TEXTO FORNECIDO »

A chefe da DDM de Diadema diz que desde criança a mulher tem que aprender a ter controle sobre seu corpo. “Se ela tinha hábitos de frequentar um local e de repente diz que não quer mais, tem que verificar a motivação sem briga, sem forçar, ouvir atentamente e tentar perceber se é fala de violência sexual ou não. Há situações em que a vítima não consegue externar o que passou porque não entende que aquilo é uma violência e, em outros casos, ela já externa de forma muito rápida, muito direta. Quando a criança diz que não quer abraçar, ou beijar, precisa respeitar porque se obriga vai demonstrar que a criança não tem autonomia do próprio corpo, que ela não pode negar o pedido de um adulto. Depois, quando há essas investidas de agressores sexuais, ela não consegue falar não, ela não consegue se defender. Nós precisamos fortalecer as crianças e os adolescentes para que possam entender o que pode e o que não pode, que a vontade dela tem que ser respeitada, principalmente quando o assunto é seu próprio corpo”.

O QUE FAZER »
1. Por favor, aponte as ações que, no texto sobre violência sexual contra crianças, devem ser feitas quando a menina diz que não quer mais frequentar um local.
2. Dê continuidade ao texto sobre violência sexual contra crianças a partir do ponto em que ele termina.
As linhas abaixo vêm de outra fonte.

CONJUNTO DE LINHAS »

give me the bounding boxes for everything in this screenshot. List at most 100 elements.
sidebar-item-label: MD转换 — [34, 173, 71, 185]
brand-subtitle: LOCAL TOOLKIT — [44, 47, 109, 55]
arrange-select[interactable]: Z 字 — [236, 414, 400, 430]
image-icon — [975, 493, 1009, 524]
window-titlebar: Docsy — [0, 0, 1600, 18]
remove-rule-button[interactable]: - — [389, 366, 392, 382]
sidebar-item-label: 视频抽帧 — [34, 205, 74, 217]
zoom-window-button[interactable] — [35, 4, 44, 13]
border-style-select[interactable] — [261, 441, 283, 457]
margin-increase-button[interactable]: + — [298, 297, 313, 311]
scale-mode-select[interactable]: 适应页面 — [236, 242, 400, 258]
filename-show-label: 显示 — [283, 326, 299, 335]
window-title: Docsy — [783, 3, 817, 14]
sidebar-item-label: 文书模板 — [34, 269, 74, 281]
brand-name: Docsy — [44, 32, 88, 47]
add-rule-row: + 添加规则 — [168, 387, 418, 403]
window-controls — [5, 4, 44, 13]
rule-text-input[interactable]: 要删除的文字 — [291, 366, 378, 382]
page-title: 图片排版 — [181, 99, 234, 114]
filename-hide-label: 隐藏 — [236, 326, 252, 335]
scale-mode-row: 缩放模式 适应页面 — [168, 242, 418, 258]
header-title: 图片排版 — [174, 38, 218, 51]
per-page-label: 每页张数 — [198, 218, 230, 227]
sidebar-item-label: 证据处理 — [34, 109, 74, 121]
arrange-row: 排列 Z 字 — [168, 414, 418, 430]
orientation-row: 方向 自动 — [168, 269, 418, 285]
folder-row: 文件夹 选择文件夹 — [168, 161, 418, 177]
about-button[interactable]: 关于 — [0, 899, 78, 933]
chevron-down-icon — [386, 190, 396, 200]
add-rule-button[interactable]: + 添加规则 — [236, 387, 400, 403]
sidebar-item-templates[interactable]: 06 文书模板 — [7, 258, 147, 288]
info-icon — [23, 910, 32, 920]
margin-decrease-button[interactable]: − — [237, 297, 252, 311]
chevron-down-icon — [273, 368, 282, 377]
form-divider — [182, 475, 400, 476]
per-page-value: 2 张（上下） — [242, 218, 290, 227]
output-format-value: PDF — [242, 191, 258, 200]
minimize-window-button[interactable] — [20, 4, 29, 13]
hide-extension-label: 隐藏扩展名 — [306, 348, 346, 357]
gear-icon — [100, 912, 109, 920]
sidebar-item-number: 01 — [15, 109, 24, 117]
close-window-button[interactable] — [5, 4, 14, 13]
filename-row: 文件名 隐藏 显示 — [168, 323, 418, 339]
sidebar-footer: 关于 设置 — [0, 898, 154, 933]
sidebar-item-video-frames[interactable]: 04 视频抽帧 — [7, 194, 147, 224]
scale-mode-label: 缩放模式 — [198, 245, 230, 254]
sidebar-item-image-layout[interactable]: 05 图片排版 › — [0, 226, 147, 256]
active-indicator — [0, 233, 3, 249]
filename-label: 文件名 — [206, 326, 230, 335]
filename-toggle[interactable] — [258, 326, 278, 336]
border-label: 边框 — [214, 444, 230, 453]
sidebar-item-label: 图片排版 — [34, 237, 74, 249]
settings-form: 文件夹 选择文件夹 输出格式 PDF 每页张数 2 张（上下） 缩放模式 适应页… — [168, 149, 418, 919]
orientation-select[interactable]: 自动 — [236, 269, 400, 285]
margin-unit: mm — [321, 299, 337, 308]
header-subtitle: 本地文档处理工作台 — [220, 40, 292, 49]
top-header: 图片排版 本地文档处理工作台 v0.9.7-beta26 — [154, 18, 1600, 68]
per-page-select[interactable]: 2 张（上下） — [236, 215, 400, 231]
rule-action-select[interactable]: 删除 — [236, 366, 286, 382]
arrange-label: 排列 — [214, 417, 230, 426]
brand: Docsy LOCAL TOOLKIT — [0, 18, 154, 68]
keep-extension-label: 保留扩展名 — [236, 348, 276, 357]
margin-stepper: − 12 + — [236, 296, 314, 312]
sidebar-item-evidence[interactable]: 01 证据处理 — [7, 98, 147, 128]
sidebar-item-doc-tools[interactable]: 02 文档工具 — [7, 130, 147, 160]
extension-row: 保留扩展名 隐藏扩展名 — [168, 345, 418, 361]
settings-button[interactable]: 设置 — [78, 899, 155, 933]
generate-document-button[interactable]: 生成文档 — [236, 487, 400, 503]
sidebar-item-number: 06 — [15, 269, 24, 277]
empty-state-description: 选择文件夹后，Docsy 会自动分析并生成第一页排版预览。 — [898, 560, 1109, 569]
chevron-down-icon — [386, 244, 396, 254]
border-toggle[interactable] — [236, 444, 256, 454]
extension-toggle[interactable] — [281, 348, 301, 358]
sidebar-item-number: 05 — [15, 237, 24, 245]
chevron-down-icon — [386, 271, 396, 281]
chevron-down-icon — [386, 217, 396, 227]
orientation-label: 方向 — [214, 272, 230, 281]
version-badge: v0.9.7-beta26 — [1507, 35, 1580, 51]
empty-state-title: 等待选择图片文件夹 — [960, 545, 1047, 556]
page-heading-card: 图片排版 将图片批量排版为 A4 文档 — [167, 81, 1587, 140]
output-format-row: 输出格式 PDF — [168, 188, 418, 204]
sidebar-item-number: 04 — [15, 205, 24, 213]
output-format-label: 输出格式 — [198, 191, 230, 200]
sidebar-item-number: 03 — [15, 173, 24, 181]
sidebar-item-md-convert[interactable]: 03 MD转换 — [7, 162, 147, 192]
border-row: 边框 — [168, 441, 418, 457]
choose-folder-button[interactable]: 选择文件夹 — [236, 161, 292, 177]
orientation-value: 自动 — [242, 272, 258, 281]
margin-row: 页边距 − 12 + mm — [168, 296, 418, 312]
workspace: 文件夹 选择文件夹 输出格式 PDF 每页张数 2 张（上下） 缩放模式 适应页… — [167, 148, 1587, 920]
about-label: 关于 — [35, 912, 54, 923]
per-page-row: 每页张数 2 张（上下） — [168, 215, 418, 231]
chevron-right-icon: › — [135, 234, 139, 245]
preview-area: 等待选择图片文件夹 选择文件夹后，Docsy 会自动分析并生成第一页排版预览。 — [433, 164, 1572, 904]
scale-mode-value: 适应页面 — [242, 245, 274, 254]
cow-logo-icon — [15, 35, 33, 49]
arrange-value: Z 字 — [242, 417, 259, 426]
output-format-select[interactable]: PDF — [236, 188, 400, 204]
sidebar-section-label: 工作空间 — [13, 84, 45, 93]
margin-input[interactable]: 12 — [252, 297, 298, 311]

RESPOSTAS DO EXERCÍCIO »
1. Verificar a motivação, sem briga e sem forçar; ouvir atentamente; tentar perceber se é fala de violência sexual ou não.

2.
A docente de direito da USCS aponta novas legislações, em âmbito de municípios e também do Estado, que estimulam a denúncia. “Esses crimes são o que chamamos de ação penal pública incondicionada em que qualquer pessoa, que tenha notícia de um crime de violência sexual contra vulnerável ou de violência doméstica, pode e deve denunciar independentemente de ser próximo ou familiar da vítima. Muitas vezes quem faz a denúncia é um professor ou professora, uma pessoa em que a vítima acaba confiando ou que percebe que alguma coisa está errada. Recentemente foram criadas leis estaduais e municipais, não há ainda lei federal, que obrigam as pessoas que têm conhecimento de violência doméstica em condomínio ou núcleos residenciais a fazerem a denúncia e não se omitirem. Então chega daquela história de que em briga de marido e mulher ninguém mete a colher. Quem quer que tenha conhecimento precisa denunciar, chamar a polícia ou comunicar ao síndico ou a pessoa responsável, pois não se aceita mais a omissão de vizinhos”.
Estela Bonjardim elogiou a criação das Patrulhas Maria da Penha, pelas guardas civis. “Outra medida bastante saudável é a criação da Patrulha Maria da Penha em vários municípios, inclusive aqui na região, criada por lei, ela aumenta em muito a possibilidade de denúncia mais rápida e atendimento um pouco mais rápido também”, aponta.